-- SUPPLIED MATERIAL start --
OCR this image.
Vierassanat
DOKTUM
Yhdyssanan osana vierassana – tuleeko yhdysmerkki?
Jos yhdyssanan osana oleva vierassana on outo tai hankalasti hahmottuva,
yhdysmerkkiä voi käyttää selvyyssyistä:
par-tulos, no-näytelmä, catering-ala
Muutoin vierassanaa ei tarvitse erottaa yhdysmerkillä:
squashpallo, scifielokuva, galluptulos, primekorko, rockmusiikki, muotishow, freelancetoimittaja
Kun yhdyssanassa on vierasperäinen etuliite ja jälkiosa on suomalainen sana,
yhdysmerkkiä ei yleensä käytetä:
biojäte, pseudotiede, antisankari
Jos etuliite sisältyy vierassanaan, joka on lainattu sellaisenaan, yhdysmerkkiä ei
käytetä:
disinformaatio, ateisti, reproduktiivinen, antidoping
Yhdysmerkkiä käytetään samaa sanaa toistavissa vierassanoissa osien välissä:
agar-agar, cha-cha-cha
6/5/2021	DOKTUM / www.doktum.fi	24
-- SUPPLIED MATERIAL end --
**WHAT THE TASK ASKS:**
Reproduce each line verbatim.

**CORRECT OUTPUT:**
OCR this image.
Vierassanat
DOKTUM
Yhdyssanan osana vierassana – tuleeko yhdysmerkki?
Jos yhdyssanan osana oleva vierassana on outo tai hankalasti hahmottuva,
yhdysmerkkiä voi käyttää selvyyssyistä:
par-tulos, no-näytelmä, catering-ala
Muutoin vierassanaa ei tarvitse erottaa yhdysmerkillä:
squashpallo, scifielokuva, galluptulos, primekorko, rockmusiikki, muotishow, freelancetoimittaja
Kun yhdyssanassa on vierasperäinen etuliite ja jälkiosa on suomalainen sana,
yhdysmerkkiä ei yleensä käytetä:
biojäte, pseudotiede, antisankari
Jos etuliite sisältyy vierassanaan, joka on lainattu sellaisenaan, yhdysmerkkiä ei
käytetä:
disinformaatio, ateisti, reproduktiivinen, antidoping
Yhdysmerkkiä käytetään samaa sanaa toistavissa vierassanoissa osien välissä:
agar-agar, cha-cha-cha
6/5/2021	DOKTUM / www.doktum.fi	24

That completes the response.